■ **TASK BRIEF**
Copy out every line that contains "Sibiu".
──────────
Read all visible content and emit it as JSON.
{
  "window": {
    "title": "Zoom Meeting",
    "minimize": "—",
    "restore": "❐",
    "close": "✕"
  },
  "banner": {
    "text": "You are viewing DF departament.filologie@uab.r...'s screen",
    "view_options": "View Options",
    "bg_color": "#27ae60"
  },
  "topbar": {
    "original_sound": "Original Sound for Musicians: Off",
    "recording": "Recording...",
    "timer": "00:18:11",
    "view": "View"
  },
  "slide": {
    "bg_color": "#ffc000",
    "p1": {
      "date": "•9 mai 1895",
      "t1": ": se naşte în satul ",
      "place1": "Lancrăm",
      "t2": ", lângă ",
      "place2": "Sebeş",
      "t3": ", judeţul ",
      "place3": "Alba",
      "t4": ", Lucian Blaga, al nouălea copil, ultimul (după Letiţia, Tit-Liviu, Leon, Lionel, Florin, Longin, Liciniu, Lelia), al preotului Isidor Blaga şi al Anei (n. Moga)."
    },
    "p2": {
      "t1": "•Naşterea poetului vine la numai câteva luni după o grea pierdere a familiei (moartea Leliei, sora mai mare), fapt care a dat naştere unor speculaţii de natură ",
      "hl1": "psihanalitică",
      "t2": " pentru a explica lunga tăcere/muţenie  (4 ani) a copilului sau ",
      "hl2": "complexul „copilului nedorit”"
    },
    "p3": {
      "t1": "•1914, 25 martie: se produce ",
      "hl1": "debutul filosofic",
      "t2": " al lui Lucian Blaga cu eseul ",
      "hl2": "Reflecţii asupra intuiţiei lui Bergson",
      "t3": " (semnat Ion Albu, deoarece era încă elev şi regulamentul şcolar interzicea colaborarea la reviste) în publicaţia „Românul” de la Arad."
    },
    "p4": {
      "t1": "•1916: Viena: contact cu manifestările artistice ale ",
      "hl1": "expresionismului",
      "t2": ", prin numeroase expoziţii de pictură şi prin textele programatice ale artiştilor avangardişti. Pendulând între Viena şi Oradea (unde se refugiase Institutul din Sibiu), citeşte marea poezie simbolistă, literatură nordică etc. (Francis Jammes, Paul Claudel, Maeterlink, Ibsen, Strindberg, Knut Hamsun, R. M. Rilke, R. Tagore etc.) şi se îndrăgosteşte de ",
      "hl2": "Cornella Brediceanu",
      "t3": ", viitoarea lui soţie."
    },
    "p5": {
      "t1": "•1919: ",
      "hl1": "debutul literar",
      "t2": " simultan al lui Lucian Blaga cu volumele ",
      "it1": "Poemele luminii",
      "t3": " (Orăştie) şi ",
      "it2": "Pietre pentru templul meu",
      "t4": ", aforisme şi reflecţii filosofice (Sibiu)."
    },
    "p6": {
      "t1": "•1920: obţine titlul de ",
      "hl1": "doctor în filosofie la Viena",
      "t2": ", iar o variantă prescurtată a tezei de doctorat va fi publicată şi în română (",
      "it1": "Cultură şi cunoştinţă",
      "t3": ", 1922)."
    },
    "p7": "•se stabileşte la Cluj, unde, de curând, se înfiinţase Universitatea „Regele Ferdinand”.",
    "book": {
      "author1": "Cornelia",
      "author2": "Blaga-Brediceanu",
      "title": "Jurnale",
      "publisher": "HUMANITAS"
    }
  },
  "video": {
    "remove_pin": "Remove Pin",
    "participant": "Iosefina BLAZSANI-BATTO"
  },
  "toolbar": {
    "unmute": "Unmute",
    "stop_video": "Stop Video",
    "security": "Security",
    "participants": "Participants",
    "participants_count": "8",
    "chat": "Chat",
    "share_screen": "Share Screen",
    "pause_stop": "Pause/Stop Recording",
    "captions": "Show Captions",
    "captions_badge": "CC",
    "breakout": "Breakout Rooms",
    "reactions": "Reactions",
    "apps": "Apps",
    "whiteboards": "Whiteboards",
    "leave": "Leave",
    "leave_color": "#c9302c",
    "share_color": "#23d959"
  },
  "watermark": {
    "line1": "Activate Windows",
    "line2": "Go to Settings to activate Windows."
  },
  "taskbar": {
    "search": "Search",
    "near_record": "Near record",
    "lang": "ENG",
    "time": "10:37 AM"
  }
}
──────────
■ **WRITTEN RESPONSE**
      "t2": ", prin numeroase expoziţii de pictură şi prin textele programatice ale artiştilor avangardişti. Pendulând între Viena şi Oradea (unde se refugiase Institutul din Sibiu), citeşte marea poezie simbolistă, literatură nordică etc. (Francis Jammes, Paul Claudel, Maeterlink, Ibsen, Strindberg, Knut Hamsun, R. M. Rilke, R. Tagore etc.) şi se îndrăgosteşte de ",
      "t4": ", aforisme şi reflecţii filosofice (Sibiu)."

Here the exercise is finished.